[WHAT NEEDS TO BE DONE]
Pictures stay out of the copy; set down each line of the listing below exactly.

** start DATASET CONTENT **

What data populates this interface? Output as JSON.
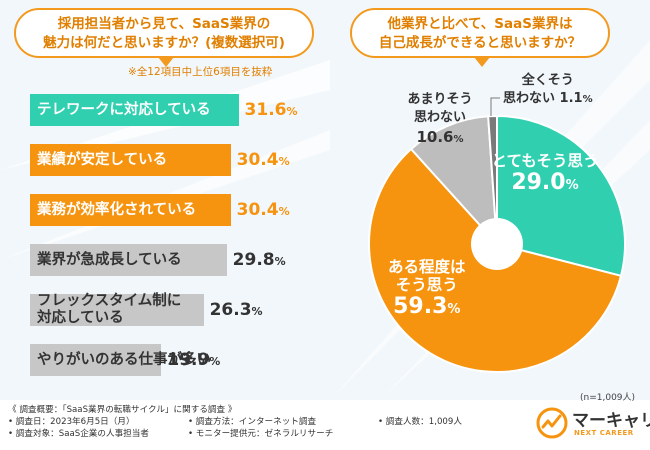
{
  "left": {
    "question_line1": "採用担当者から見て、SaaS業界の",
    "question_line2": "魅力は何だと思いますか？(複数選択可)",
    "note": "※全12項目中上位6項目を抜粋"
  },
  "right": {
    "question_line1": "他業界と比べて、SaaS業界は",
    "question_line2": "自己成長ができると思いますか？",
    "n_note": "(n=1,009人)"
  },
  "chart_data": [
    {
      "type": "bar",
      "orientation": "horizontal",
      "title": "採用担当者から見て、SaaS業界の魅力は何だと思いますか？(複数選択可)",
      "categories": [
        "テレワークに対応している",
        "業績が安定している",
        "業務が効率化されている",
        "業界が急成長している",
        "フレックスタイム制に対応している",
        "やりがいのある仕事が多い"
      ],
      "values": [
        31.6,
        30.4,
        30.4,
        29.8,
        26.3,
        19.9
      ],
      "value_labels": [
        "31.6",
        "30.4",
        "30.4",
        "29.8",
        "26.3",
        "19.9"
      ],
      "unit": "%",
      "bar_label_lines": [
        [
          "テレワークに対応している"
        ],
        [
          "業績が安定している"
        ],
        [
          "業務が効率化されている"
        ],
        [
          "業界が急成長している"
        ],
        [
          "フレックスタイム制に",
          "対応している"
        ],
        [
          "やりがいのある仕事が多い"
        ]
      ],
      "colors": [
        "#2fcfb0",
        "#f6930f",
        "#f6930f",
        "#c7c7c7",
        "#c7c7c7",
        "#c7c7c7"
      ]
    },
    {
      "type": "pie",
      "title": "他業界と比べて、SaaS業界は自己成長ができると思いますか？",
      "donut": true,
      "slices": [
        {
          "label_lines": [
            "とてもそう思う"
          ],
          "value": 29.0,
          "value_label": "29.0",
          "color": "#2fcfb0"
        },
        {
          "label_lines": [
            "ある程度は",
            "そう思う"
          ],
          "value": 59.3,
          "value_label": "59.3",
          "color": "#f6930f"
        },
        {
          "label_lines": [
            "あまりそう",
            "思わない"
          ],
          "value": 10.6,
          "value_label": "10.6",
          "color": "#bdbdbd"
        },
        {
          "label_lines": [
            "全くそう",
            "思わない"
          ],
          "value": 1.1,
          "value_label": "1.1",
          "color": "#7a7a7a"
        }
      ],
      "unit": "%"
    }
  ],
  "footer": {
    "overview": "《 調査概要：「SaaS業界の転職サイクル」に関する調査 》",
    "date": "• 調査日：2023年6月5日（月）",
    "target": "• 調査対象：SaaS企業の人事担当者",
    "method": "• 調査方法：インターネット調査",
    "monitor": "• モニター提供元：ゼネラルリサーチ",
    "count": "• 調査人数：1,009人"
  },
  "logo": {
    "name": "マーキャリ",
    "sub": "NEXT CAREER"
  }
}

** end DATASET CONTENT **

[EXPECTED ANSWER]
What data populates this interface? Output as JSON.
{
  "left": {
    "question_line1": "採用担当者から見て、SaaS業界の",
    "question_line2": "魅力は何だと思いますか？(複数選択可)",
    "note": "※全12項目中上位6項目を抜粋"
  },
  "right": {
    "question_line1": "他業界と比べて、SaaS業界は",
    "question_line2": "自己成長ができると思いますか？",
    "n_note": "(n=1,009人)"
  },
  "chart_data": [
    {
      "type": "bar",
      "orientation": "horizontal",
      "title": "採用担当者から見て、SaaS業界の魅力は何だと思いますか？(複数選択可)",
      "categories": [
        "テレワークに対応している",
        "業績が安定している",
        "業務が効率化されている",
        "業界が急成長している",
        "フレックスタイム制に対応している",
        "やりがいのある仕事が多い"
      ],
      "values": [
        31.6,
        30.4,
        30.4,
        29.8,
        26.3,
        19.9
      ],
      "value_labels": [
        "31.6",
        "30.4",
        "30.4",
        "29.8",
        "26.3",
        "19.9"
      ],
      "unit": "%",
      "bar_label_lines": [
        [
          "テレワークに対応している"
        ],
        [
          "業績が安定している"
        ],
        [
          "業務が効率化されている"
        ],
        [
          "業界が急成長している"
        ],
        [
          "フレックスタイム制に",
          "対応している"
        ],
        [
          "やりがいのある仕事が多い"
        ]
      ],
      "colors": [
        "#2fcfb0",
        "#f6930f",
        "#f6930f",
        "#c7c7c7",
        "#c7c7c7",
        "#c7c7c7"
      ]
    },
    {
      "type": "pie",
      "title": "他業界と比べて、SaaS業界は自己成長ができると思いますか？",
      "donut": true,
      "slices": [
        {
          "label_lines": [
            "とてもそう思う"
          ],
          "value": 29.0,
          "value_label": "29.0",
          "color": "#2fcfb0"
        },
        {
          "label_lines": [
            "ある程度は",
            "そう思う"
          ],
          "value": 59.3,
          "value_label": "59.3",
          "color": "#f6930f"
        },
        {
          "label_lines": [
            "あまりそう",
            "思わない"
          ],
          "value": 10.6,
          "value_label": "10.6",
          "color": "#bdbdbd"
        },
        {
          "label_lines": [
            "全くそう",
            "思わない"
          ],
          "value": 1.1,
          "value_label": "1.1",
          "color": "#7a7a7a"
        }
      ],
      "unit": "%"
    }
  ],
  "footer": {
    "overview": "《 調査概要：「SaaS業界の転職サイクル」に関する調査 》",
    "date": "• 調査日：2023年6月5日（月）",
    "target": "• 調査対象：SaaS企業の人事担当者",
    "method": "• 調査方法：インターネット調査",
    "monitor": "• モニター提供元：ゼネラルリサーチ",
    "count": "• 調査人数：1,009人"
  },
  "logo": {
    "name": "マーキャリ",
    "sub": "NEXT CAREER"
  }
}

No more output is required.